The data below should be restated word for word, with every picture omitted.
** START OF Raw records **
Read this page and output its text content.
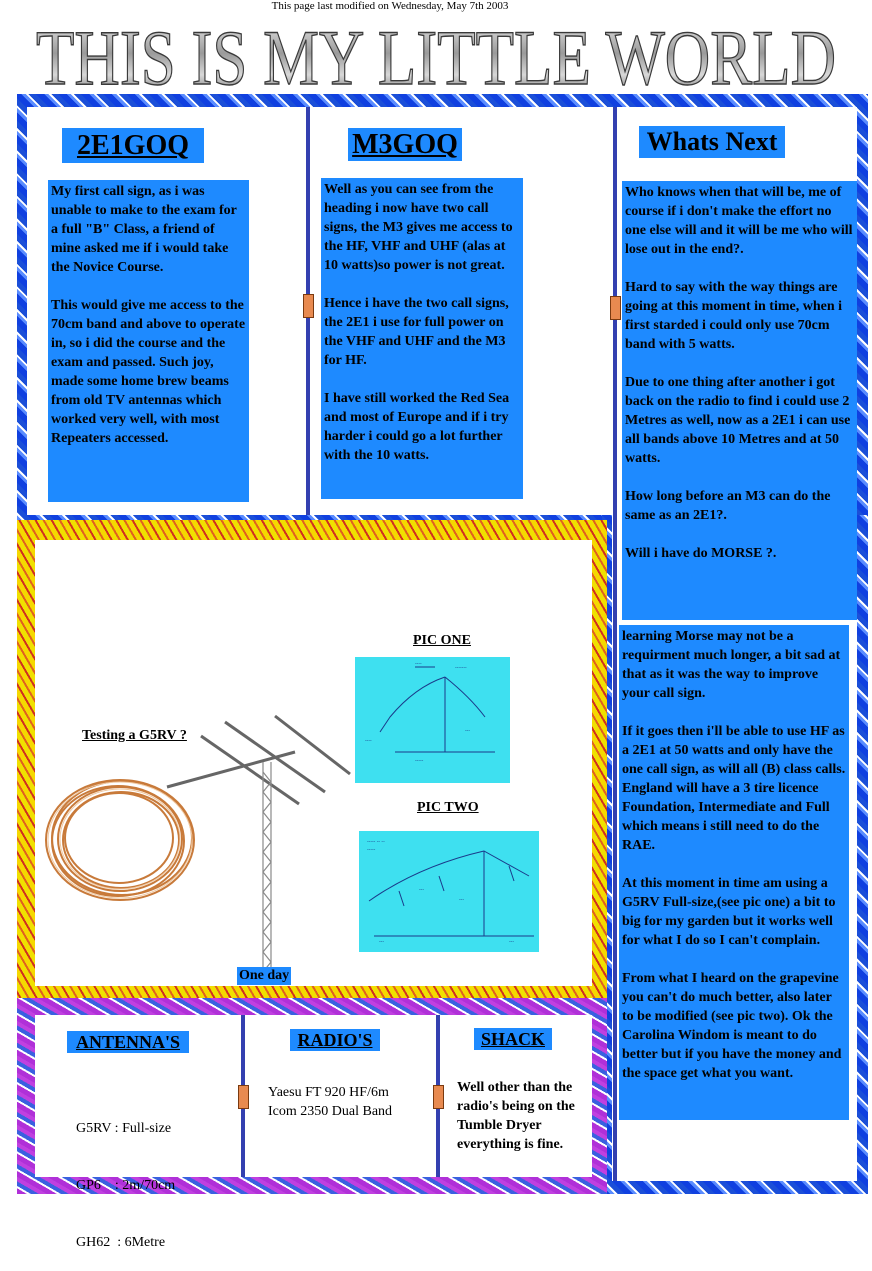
This page last modified on Wednesday, May 7th 2003
THIS IS MY LITTLE WORLD
2E1GOQ

My first call sign, as i was unable to make to the exam for a full "B" Class, a friend of mine asked me if i would take the Novice Course.

This would give me access to the 70cm band and above to operate in, so i did the course and the exam and passed. Such joy, made some home brew beams from old TV antennas which worked very well, with most Repeaters accessed.

M3GOQ

Well as you can see from the heading i now have two call signs, the M3 gives me access to the HF, VHF and UHF (alas at 10 watts)so power is not great.

Hence i have the two call signs, the 2E1 i use for full power on the VHF and UHF and the M3 for HF.

I have still worked the Red Sea and most of Europe and if i try harder i could go a lot further with the 10 watts.

Whats Next

Who knows when that will be, me of course if i don't make the effort no one else will and it will be me who will lose out in the end?.

Hard to say with the way things are going at this moment in time, when i first starded i could only use 70cm band with 5 watts.

Due to one thing after another i got back on the radio to find i could use 2 Metres as well, now as a 2E1 i can use all bands above 10 Metres and at 50 watts.

How long before an M3 can do the same as an 2E1?.

Will i have do MORSE ?.

learning Morse may not be a requirment much longer, a bit sad at that as it was the way to improve your call sign.

If it goes then i'll be able to use HF as a 2E1 at 50 watts and only have the one call sign, as will all (B) class calls. England will have a 3 tire licence Foundation, Intermediate and Full which means i still need to do the RAE.

At this moment in time am using a G5RV Full-size,(see pic one) a bit to big for my garden but it works well for what I do so I can't complain.

From what I heard on the grapevine you can't do much better, also later to be modified (see pic two). Ok the Carolina Windom is meant to do better but if you have the money and the space get what you want.

Testing a G5RV ?
PIC ONE
----
-------
----
---
-----
PIC TWO
----- -- --
-----
---
---
---	---
One day
ANTENNA'S

G5RV : Full-size

GP6    : 2m/70cm

GH62  : 6Metre

RADIO'S
Yaesu FT 920 HF/6m
Icom 2350 Dual Band
SHACK
Well other than the radio's being on the Tumble Dryer everything is fine.
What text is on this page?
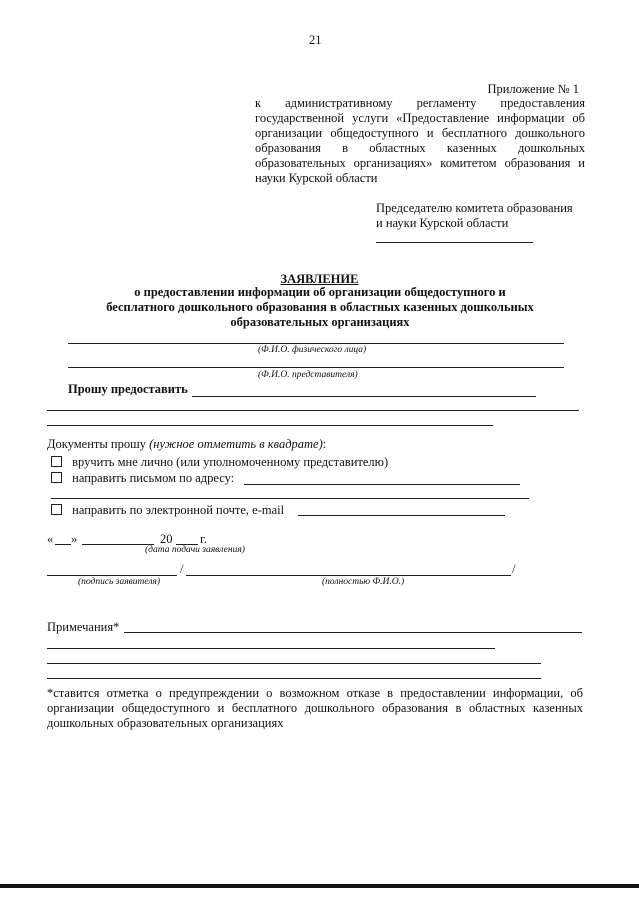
21
Приложение № 1
к административному регламенту предоставления
государственной услуги «Предоставление информации об
организации общедоступного и бесплатного дошкольного
образования в областных казенных дошкольных
образовательных организациях» комитетом образования и
науки Курской области
Председателю комитета образования
и науки Курской области
ЗАЯВЛЕНИЕ
о предоставлении информации об организации общедоступного и
бесплатного дошкольного образования в областных казенных дошкольных
образовательных организациях
(Ф.И.О. физического лица)
(Ф.И.О. представителя)
Прошу предоставить
Документы прошу (нужное отметить в квадрате):
вручить мне лично (или уполномоченному представителю)
направить письмом по адресу:
направить по электронной почте, e-mail
« »	20 г.
(дата подачи заявления)
/	/
(подпись заявителя)	(полностью Ф.И.О.)
Примечания*
*ставится отметка о предупреждении о возможном отказе в предоставлении информации, об
организации общедоступного и бесплатного дошкольного образования в областных казенных
дошкольных образовательных организациях
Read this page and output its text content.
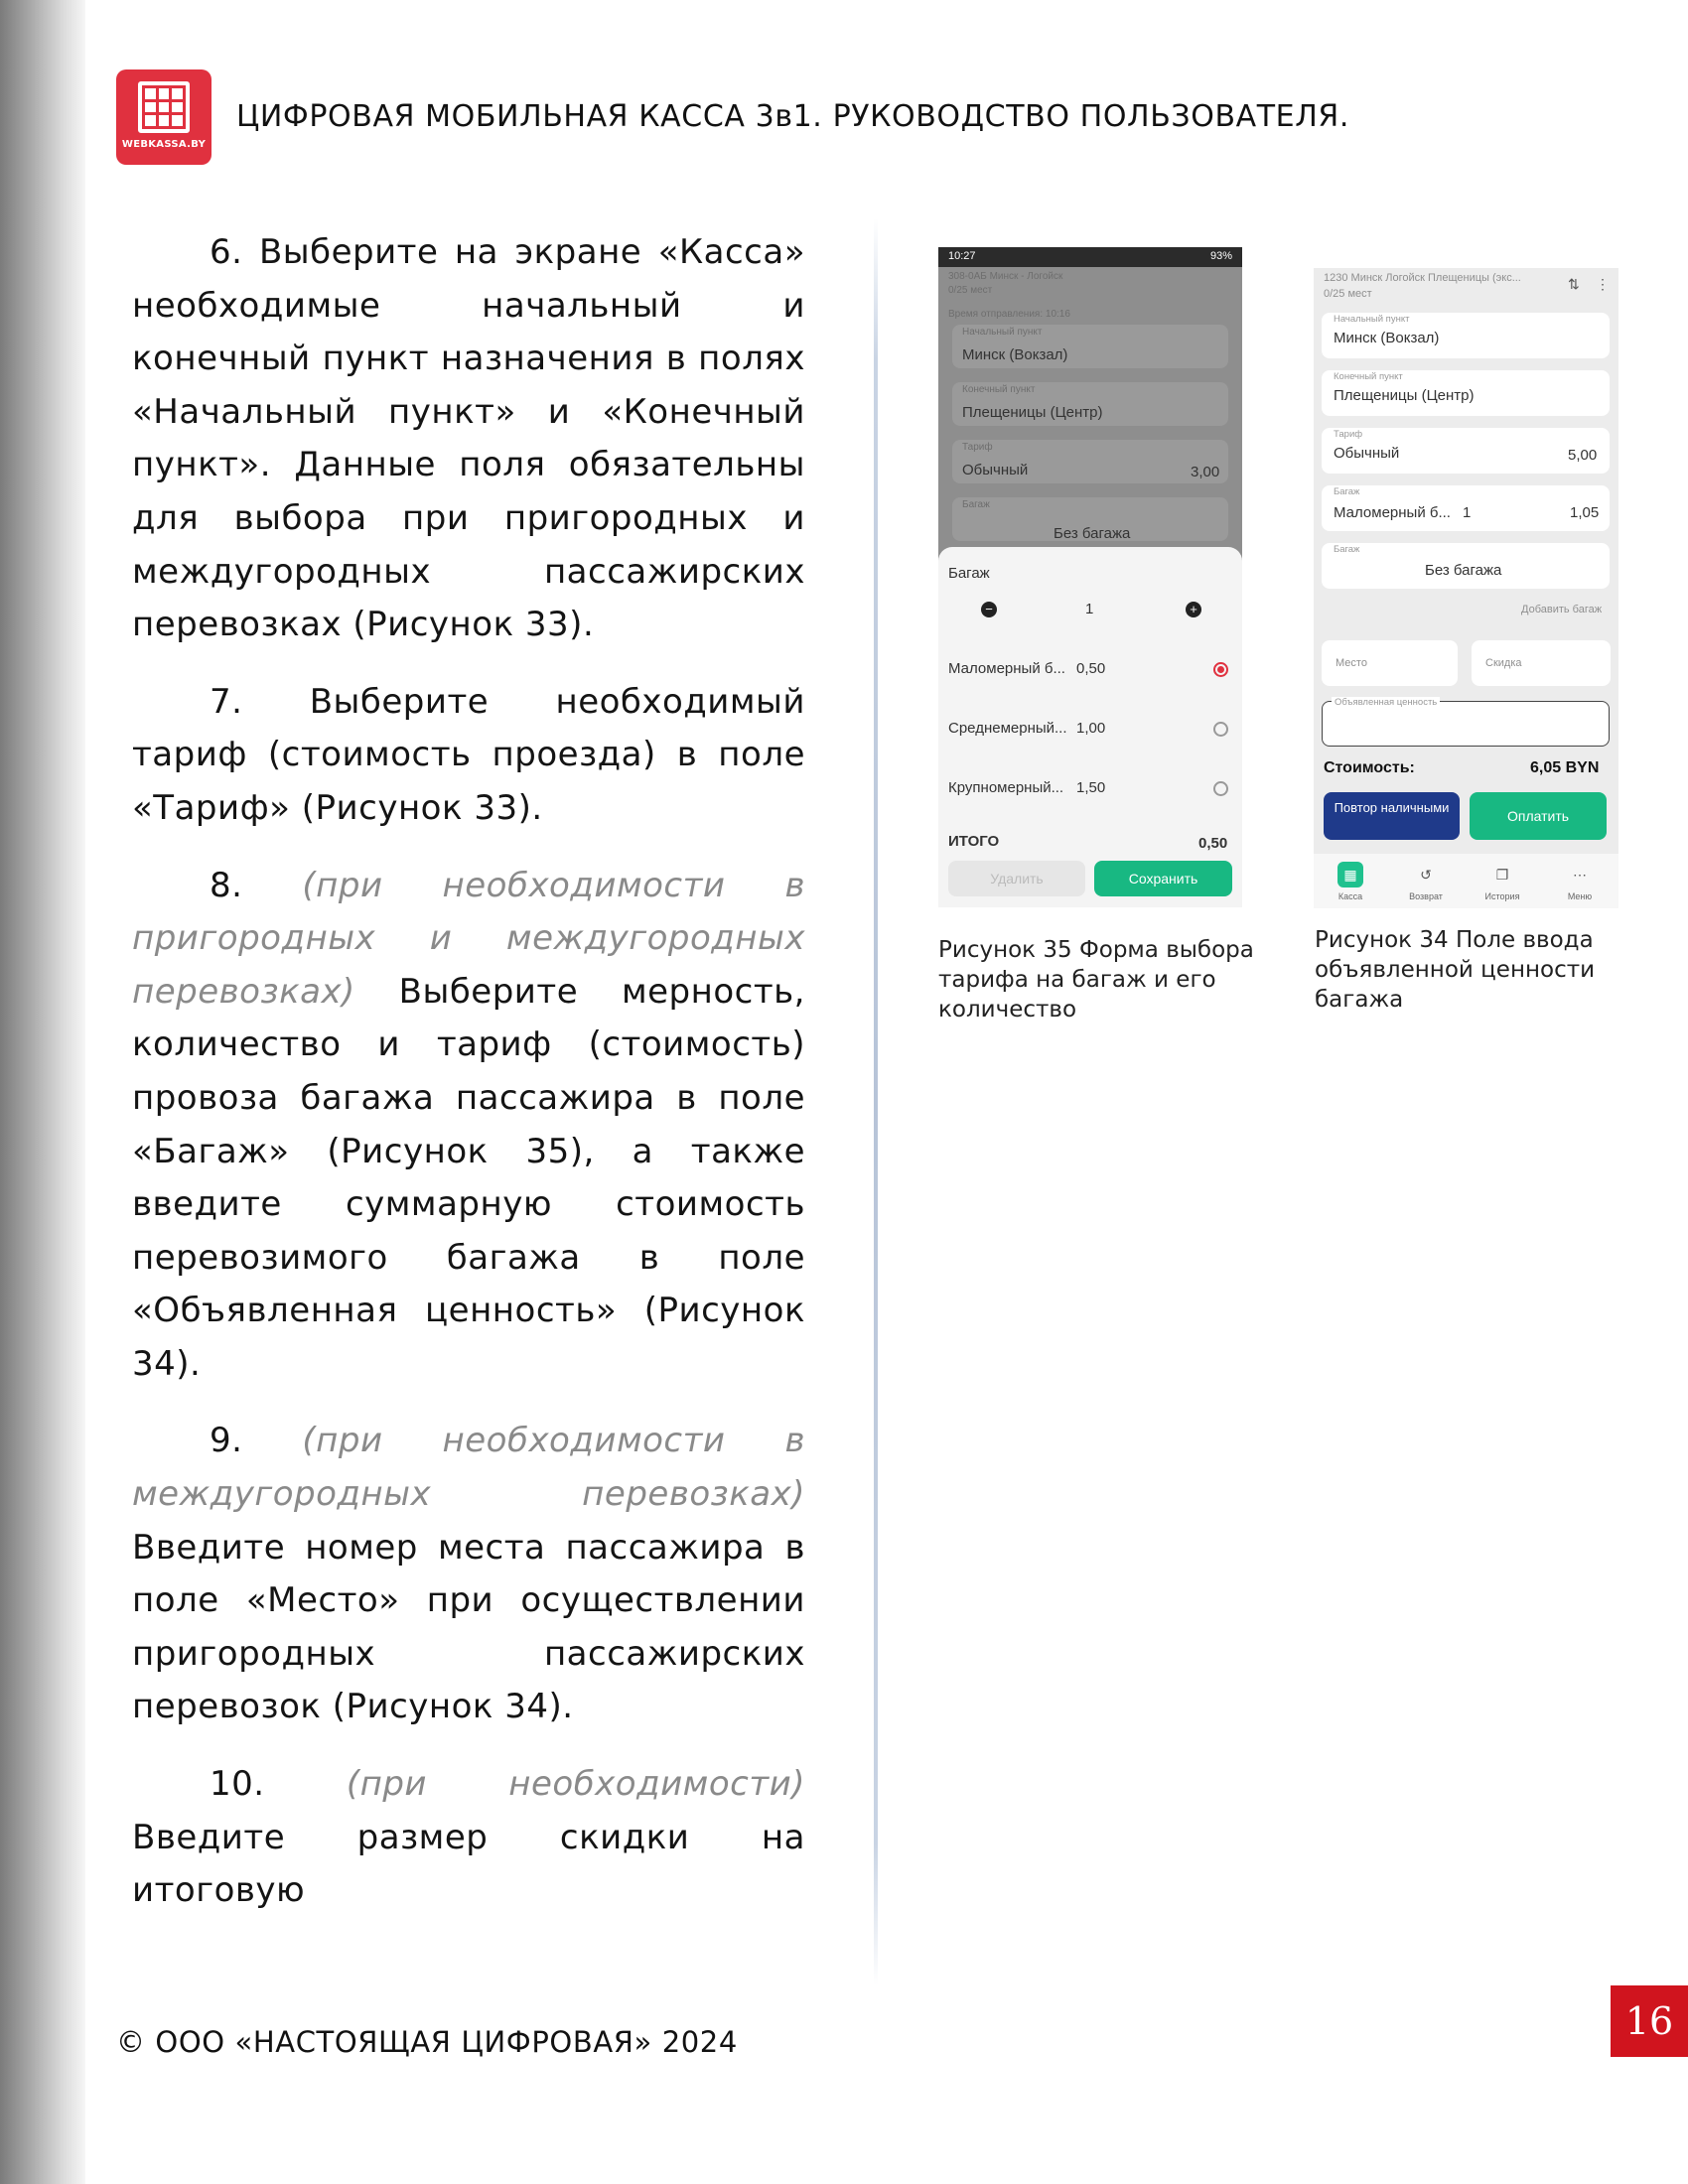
WEBKASSA.BY
ЦИФРОВАЯ МОБИЛЬНАЯ КАССА 3в1. РУКОВОДСТВО ПОЛЬЗОВАТЕЛЯ.

6. Выберите на экране «Касса» необходимые начальный и конечный пункт назначения в полях «Начальный пункт» и «Конечный пункт». Данные поля обязательны для выбора при пригородных и междугородных пассажирских перевозках (Рисунок 33).

7. Выберите необходимый тариф (стоимость проезда) в поле «Тариф» (Рисунок 33).

8. (при необходимости в пригородных и междугородных перевозках) Выберите мерность, количество и тариф (стоимость) провоза багажа пассажира в поле «Багаж» (Рисунок 35), а также введите суммарную стоимость перевозимого багажа в поле «Объявленная ценность» (Рисунок 34).

9. (при необходимости в междугородных перевозках) Введите номер места пассажира в поле «Место» при осуществлении пригородных пассажирских перевозок (Рисунок 34).

10. (при необходимости) Введите размер скидки на итоговую

10:27	93%
308-0АБ Минск - Логойск
0/25 мест
Время отправления: 10:16
Начальный пункт
Минск (Вокзал)
Конечный пункт
Плещеницы (Центр)
Тариф
Обычный	3,00
Багаж
Без багажа
Багаж
−	1	+
Маломерный б... 0,50
Среднемерный... 1,00
Крупномерный... 1,50
ИТОГО	0,50
Удалить	Сохранить
Рисунок 35 Форма выбора тарифа на багаж и его количество
1230 Минск Логойск Плещеницы (экс...
0/25 мест
⇅ ⋮
Начальный пункт
Минск (Вокзал)
Конечный пункт
Плещеницы (Центр)
Тариф
Обычный	5,00
Багаж
Маломерный б... 1	1,05
Багаж
Без багажа
Добавить багаж
Место	Скидка
Объявленная ценность
Стоимость:	6,05 BYN
Повтор наличными
Оплатить
▦
Касса
↺
Возврат
❐
История
⋯
Меню
Рисунок 34 Поле ввода объявленной ценности багажа
© ООО «НАСТОЯЩАЯ ЦИФРОВАЯ» 2024	16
** END OF Raw records **
**Response:**
Read this page and output its text content.
This page last modified on Wednesday, May 7th 2003
THIS IS MY LITTLE WORLD
2E1GOQ

My first call sign, as i was unable to make to the exam for a full "B" Class, a friend of mine asked me if i would take the Novice Course.

This would give me access to the 70cm band and above to operate in, so i did the course and the exam and passed. Such joy, made some home brew beams from old TV antennas which worked very well, with most Repeaters accessed.

M3GOQ

Well as you can see from the heading i now have two call signs, the M3 gives me access to the HF, VHF and UHF (alas at 10 watts)so power is not great.

Hence i have the two call signs, the 2E1 i use for full power on the VHF and UHF and the M3 for HF.

I have still worked the Red Sea and most of Europe and if i try harder i could go a lot further with the 10 watts.

Whats Next

Who knows when that will be, me of course if i don't make the effort no one else will and it will be me who will lose out in the end?.

Hard to say with the way things are going at this moment in time, when i first starded i could only use 70cm band with 5 watts.

Due to one thing after another i got back on the radio to find i could use 2 Metres as well, now as a 2E1 i can use all bands above 10 Metres and at 50 watts.

How long before an M3 can do the same as an 2E1?.

Will i have do MORSE ?.

learning Morse may not be a requirment much longer, a bit sad at that as it was the way to improve your call sign.

If it goes then i'll be able to use HF as a 2E1 at 50 watts and only have the one call sign, as will all (B) class calls. England will have a 3 tire licence Foundation, Intermediate and Full which means i still need to do the RAE.

At this moment in time am using a G5RV Full-size,(see pic one) a bit to big for my garden but it works well for what I do so I can't complain.

From what I heard on the grapevine you can't do much better, also later to be modified (see pic two). Ok the Carolina Windom is meant to do better but if you have the money and the space get what you want.

Testing a G5RV ?
PIC ONE
----
-------
----
---
-----
PIC TWO
----- -- --
-----
---
---
---	---
One day
ANTENNA'S

G5RV : Full-size

GP6    : 2m/70cm

GH62  : 6Metre

RADIO'S
Yaesu FT 920 HF/6m
Icom 2350 Dual Band
SHACK
Well other than the radio's being on the Tumble Dryer everything is fine.
What text is on this page?
21
Приложение № 1
к административному регламенту предоставления
государственной услуги «Предоставление информации об
организации общедоступного и бесплатного дошкольного
образования в областных казенных дошкольных
образовательных организациях» комитетом образования и
науки Курской области
Председателю комитета образования
и науки Курской области
ЗАЯВЛЕНИЕ
о предоставлении информации об организации общедоступного и
бесплатного дошкольного образования в областных казенных дошкольных
образовательных организациях
(Ф.И.О. физического лица)
(Ф.И.О. представителя)
Прошу предоставить
Документы прошу (нужное отметить в квадрате):
вручить мне лично (или уполномоченному представителю)
направить письмом по адресу:
направить по электронной почте, e-mail
« »	20 г.
(дата подачи заявления)
/	/
(подпись заявителя)	(полностью Ф.И.О.)
Примечания*
*ставится отметка о предупреждении о возможном отказе в предоставлении информации, об
организации общедоступного и бесплатного дошкольного образования в областных казенных
дошкольных образовательных организациях
Read this page and output its text content.
WEBKASSA.BY
ЦИФРОВАЯ МОБИЛЬНАЯ КАССА 3в1. РУКОВОДСТВО ПОЛЬЗОВАТЕЛЯ.

6. Выберите на экране «Касса» необходимые начальный и конечный пункт назначения в полях «Начальный пункт» и «Конечный пункт». Данные поля обязательны для выбора при пригородных и междугородных пассажирских перевозках (Рисунок 33).

7. Выберите необходимый тариф (стоимость проезда) в поле «Тариф» (Рисунок 33).

8. (при необходимости в пригородных и междугородных перевозках) Выберите мерность, количество и тариф (стоимость) провоза багажа пассажира в поле «Багаж» (Рисунок 35), а также введите суммарную стоимость перевозимого багажа в поле «Объявленная ценность» (Рисунок 34).

9. (при необходимости в междугородных перевозках) Введите номер места пассажира в поле «Место» при осуществлении пригородных пассажирских перевозок (Рисунок 34).

10. (при необходимости) Введите размер скидки на итоговую

10:27	93%
308-0АБ Минск - Логойск
0/25 мест
Время отправления: 10:16
Начальный пункт
Минск (Вокзал)
Конечный пункт
Плещеницы (Центр)
Тариф
Обычный	3,00
Багаж
Без багажа
Багаж
−	1	+
Маломерный б... 0,50
Среднемерный... 1,00
Крупномерный... 1,50
ИТОГО	0,50
Удалить	Сохранить
Рисунок 35 Форма выбора тарифа на багаж и его количество
1230 Минск Логойск Плещеницы (экс...
0/25 мест
⇅ ⋮
Начальный пункт
Минск (Вокзал)
Конечный пункт
Плещеницы (Центр)
Тариф
Обычный	5,00
Багаж
Маломерный б... 1	1,05
Багаж
Без багажа
Добавить багаж
Место	Скидка
Объявленная ценность
Стоимость:	6,05 BYN
Повтор наличными
Оплатить
▦
Касса
↺
Возврат
❐
История
⋯
Меню
Рисунок 34 Поле ввода объявленной ценности багажа
© ООО «НАСТОЯЩАЯ ЦИФРОВАЯ» 2024	16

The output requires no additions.